(Stored items)
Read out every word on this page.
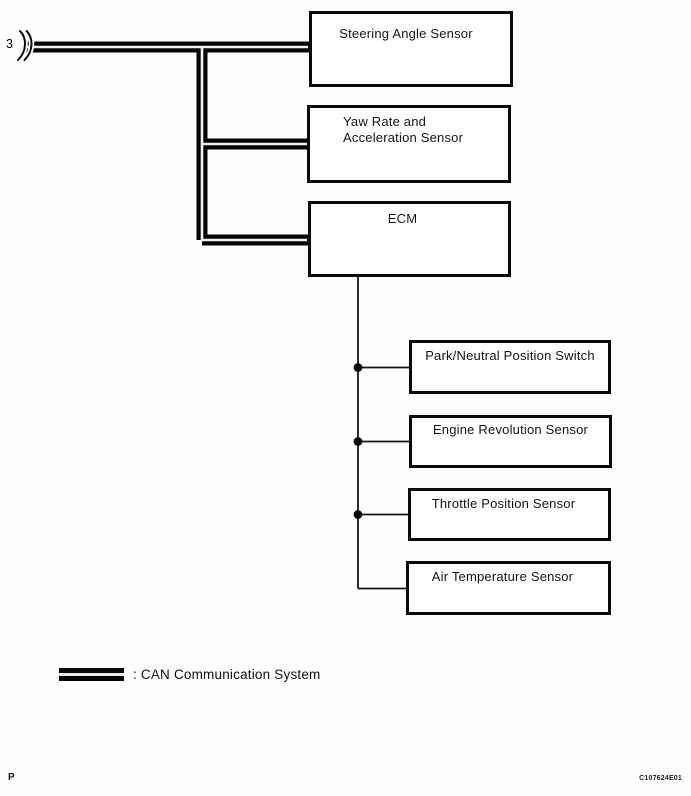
3
Steering Angle Sensor
Yaw Rate and
Acceleration Sensor
ECM
Park/Neutral Position Switch
Engine Revolution Sensor
Throttle Position Sensor
Air Temperature Sensor
: CAN Communication System
P	C107624E01
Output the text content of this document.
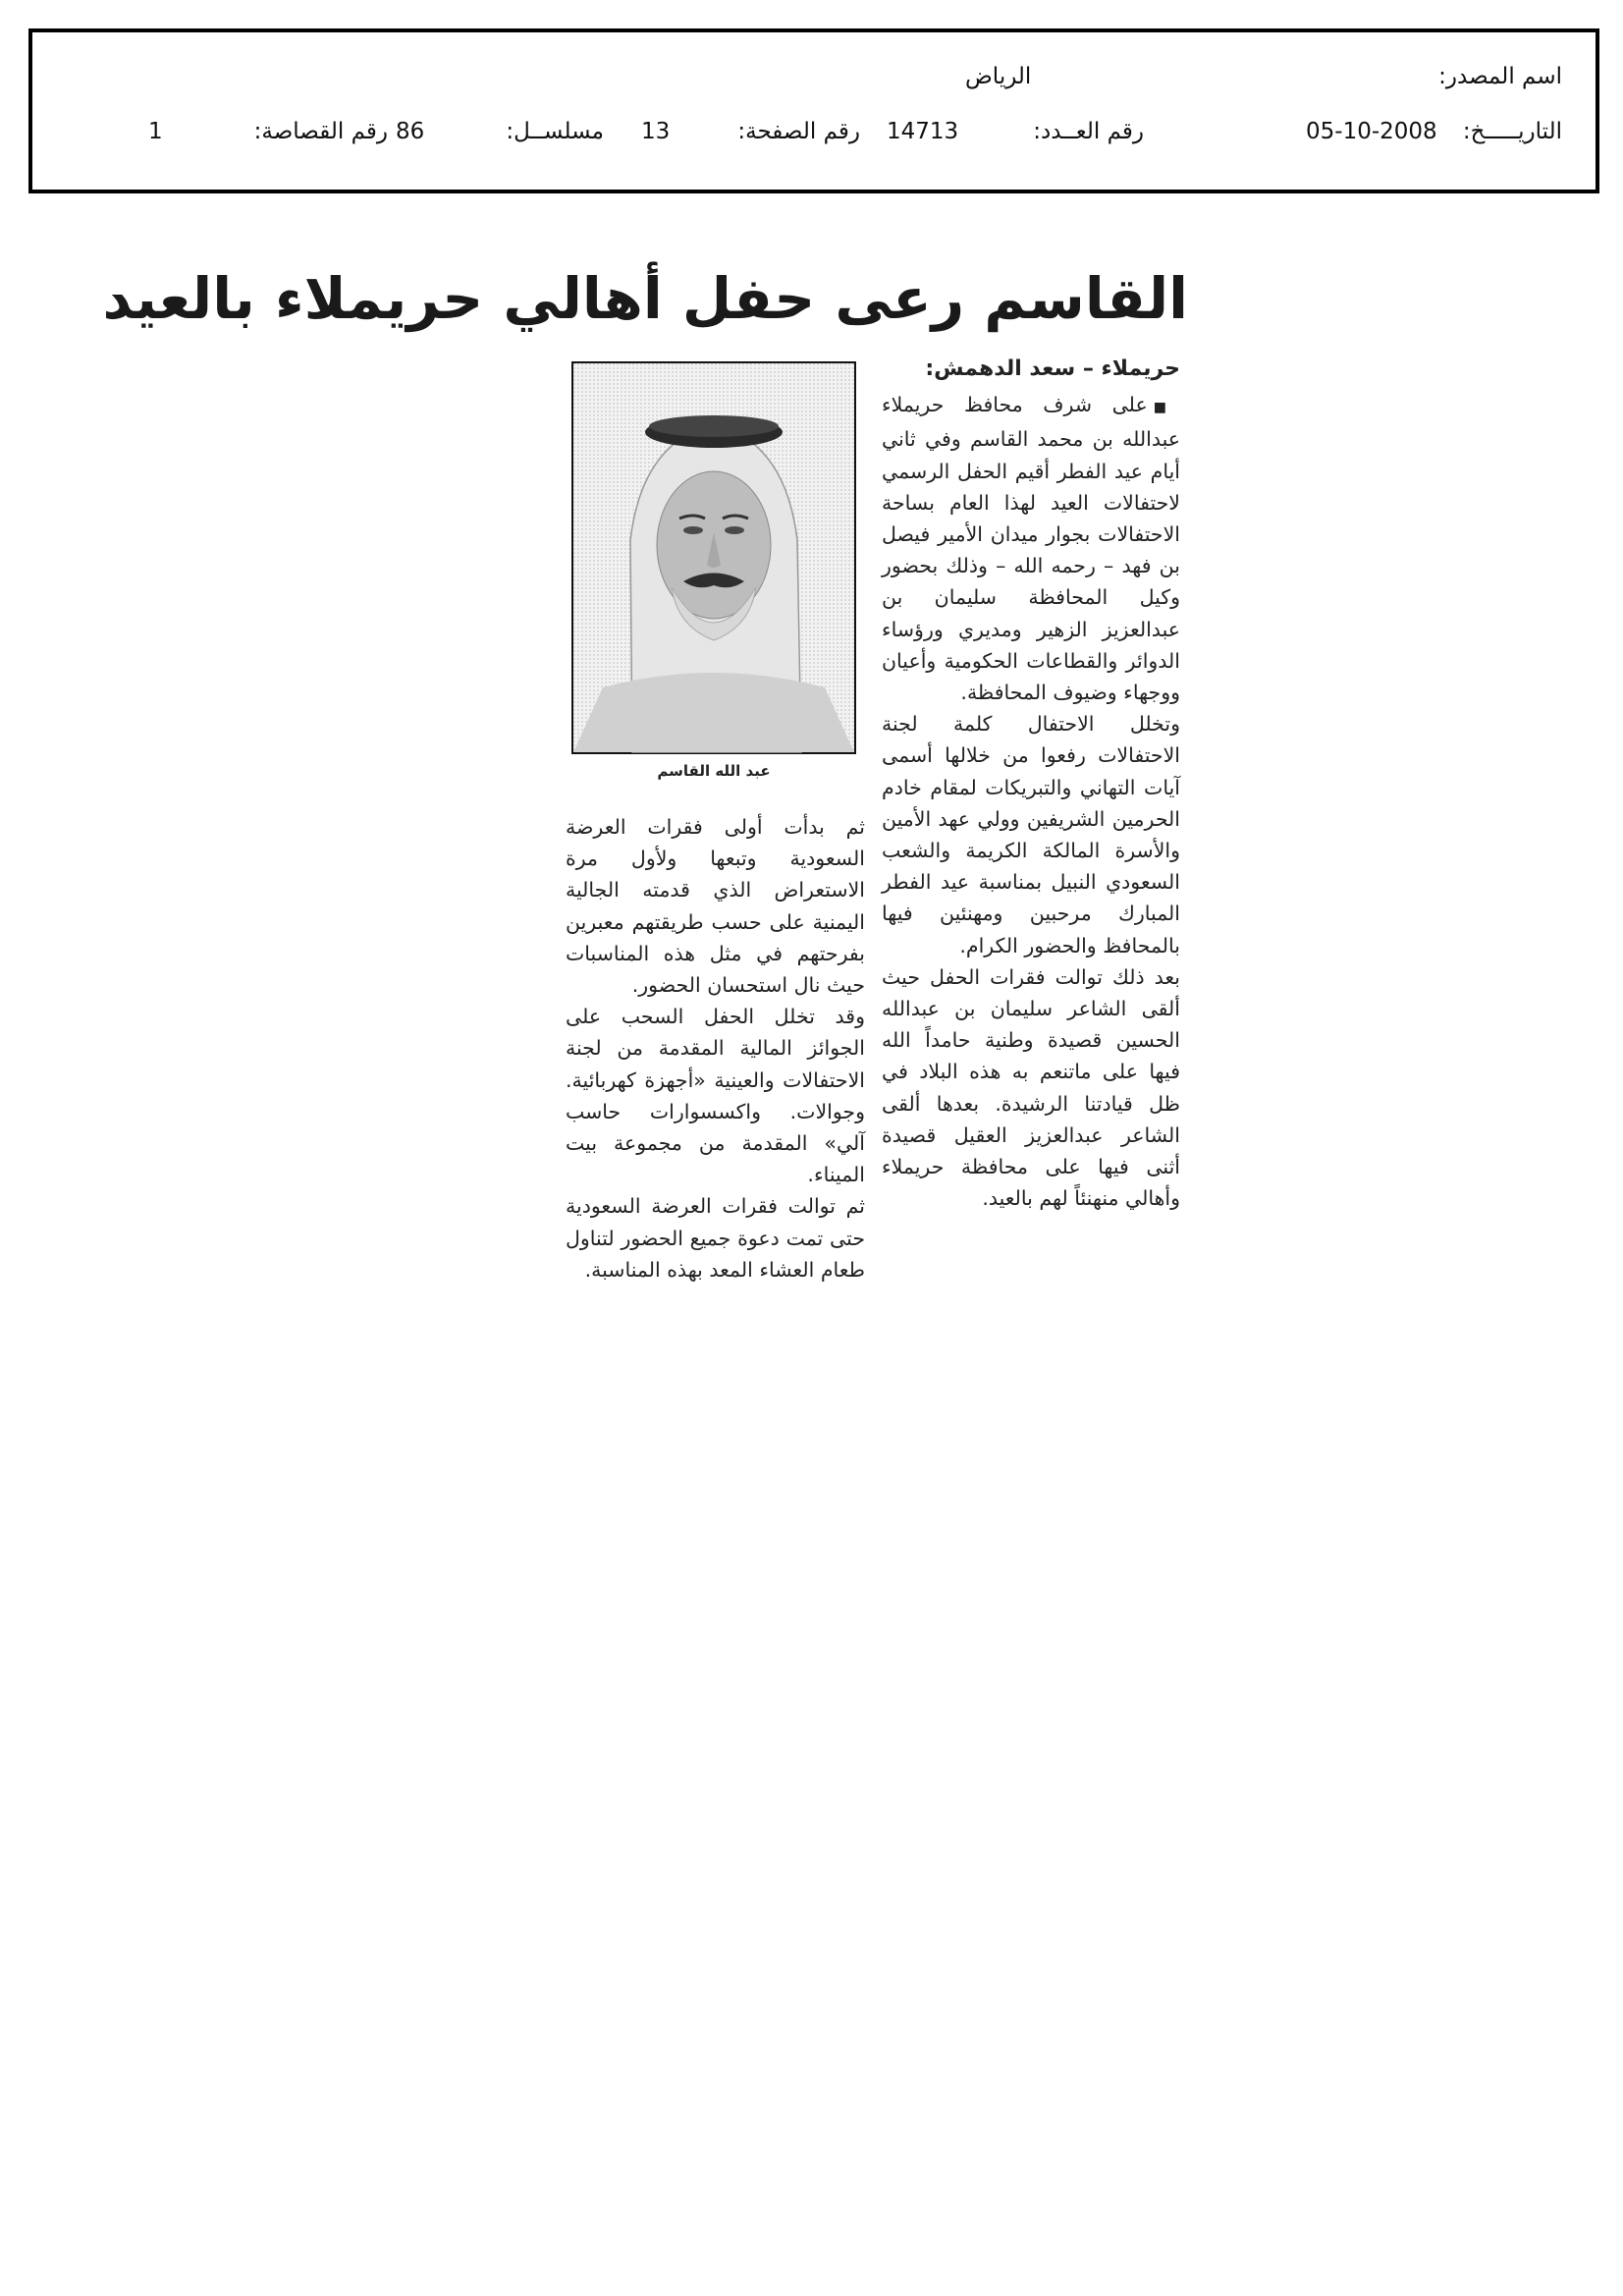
اسم المصدر:
الرياض
التاريـــــخ:
05-10-2008
رقم العــدد:
14713
رقم الصفحة:
13
مسلســل:
86
رقم القصاصة:
1
القاسم رعى حفل أهالي حريملاء بالعيد
حريملاء – سعد الدهمش:
■على شرف محافظ حريملاء عبدالله بن محمد القاسم وفي ثاني أيام عيد الفطر أقيم الحفل الرسمي لاحتفالات العيد لهذا العام بساحة الاحتفالات بجوار ميدان الأمير فيصل بن فهد – رحمه الله – وذلك بحضور وكيل المحافظة سليمان بن عبدالعزيز الزهير ومديري ورؤساء الدوائر والقطاعات الحكومية وأعيان ووجهاء وضيوف المحافظة.
وتخلل الاحتفال كلمة لجنة الاحتفالات رفعوا من خلالها أسمى آيات التهاني والتبريكات لمقام خادم الحرمين الشريفين وولي عهد الأمين والأسرة المالكة الكريمة والشعب السعودي النبيل بمناسبة عيد الفطر المبارك مرحبين ومهنئين فيها بالمحافظ والحضور الكرام.
بعد ذلك توالت فقرات الحفل حيث ألقى الشاعر سليمان بن عبدالله الحسين قصيدة وطنية حامداً الله فيها على ماتنعم به هذه البلاد في ظل قيادتنا الرشيدة. بعدها ألقى الشاعر عبدالعزيز العقيل قصيدة أثنى فيها على محافظة حريملاء وأهالي منهنئاً لهم بالعيد.
عبد الله القاسم
ثم بدأت أولى فقرات العرضة السعودية وتبعها ولأول مرة الاستعراض الذي قدمته الجالية اليمنية على حسب طريقتهم معبرين بفرحتهم في مثل هذه المناسبات حيث نال استحسان الحضور.
وقد تخلل الحفل السحب على الجوائز المالية المقدمة من لجنة الاحتفالات والعينية «أجهزة كهربائية. وجوالات. واكسسوارات حاسب آلي» المقدمة من مجموعة بيت الميناء.
ثم توالت فقرات العرضة السعودية حتى تمت دعوة جميع الحضور لتناول طعام العشاء المعد بهذه المناسبة.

* _SHORT TASK_
Exactly reproduce each record, leaving out any pictures.

* _THE RESULT_
Read out every word on this page.
3
Steering Angle Sensor
Yaw Rate and
Acceleration Sensor
ECM
Park/Neutral Position Switch
Engine Revolution Sensor
Throttle Position Sensor
Air Temperature Sensor
: CAN Communication System
P	C107624E01
Output the text content of this document.
اسم المصدر:
الرياض
التاريـــــخ:
05-10-2008
رقم العــدد:
14713
رقم الصفحة:
13
مسلســل:
86
رقم القصاصة:
1
القاسم رعى حفل أهالي حريملاء بالعيد
حريملاء – سعد الدهمش:
■على شرف محافظ حريملاء عبدالله بن محمد القاسم وفي ثاني أيام عيد الفطر أقيم الحفل الرسمي لاحتفالات العيد لهذا العام بساحة الاحتفالات بجوار ميدان الأمير فيصل بن فهد – رحمه الله – وذلك بحضور وكيل المحافظة سليمان بن عبدالعزيز الزهير ومديري ورؤساء الدوائر والقطاعات الحكومية وأعيان ووجهاء وضيوف المحافظة.
وتخلل الاحتفال كلمة لجنة الاحتفالات رفعوا من خلالها أسمى آيات التهاني والتبريكات لمقام خادم الحرمين الشريفين وولي عهد الأمين والأسرة المالكة الكريمة والشعب السعودي النبيل بمناسبة عيد الفطر المبارك مرحبين ومهنئين فيها بالمحافظ والحضور الكرام.
بعد ذلك توالت فقرات الحفل حيث ألقى الشاعر سليمان بن عبدالله الحسين قصيدة وطنية حامداً الله فيها على ماتنعم به هذه البلاد في ظل قيادتنا الرشيدة. بعدها ألقى الشاعر عبدالعزيز العقيل قصيدة أثنى فيها على محافظة حريملاء وأهالي منهنئاً لهم بالعيد.
عبد الله القاسم
ثم بدأت أولى فقرات العرضة السعودية وتبعها ولأول مرة الاستعراض الذي قدمته الجالية اليمنية على حسب طريقتهم معبرين بفرحتهم في مثل هذه المناسبات حيث نال استحسان الحضور.
وقد تخلل الحفل السحب على الجوائز المالية المقدمة من لجنة الاحتفالات والعينية «أجهزة كهربائية. وجوالات. واكسسوارات حاسب آلي» المقدمة من مجموعة بيت الميناء.
ثم توالت فقرات العرضة السعودية حتى تمت دعوة جميع الحضور لتناول طعام العشاء المعد بهذه المناسبة.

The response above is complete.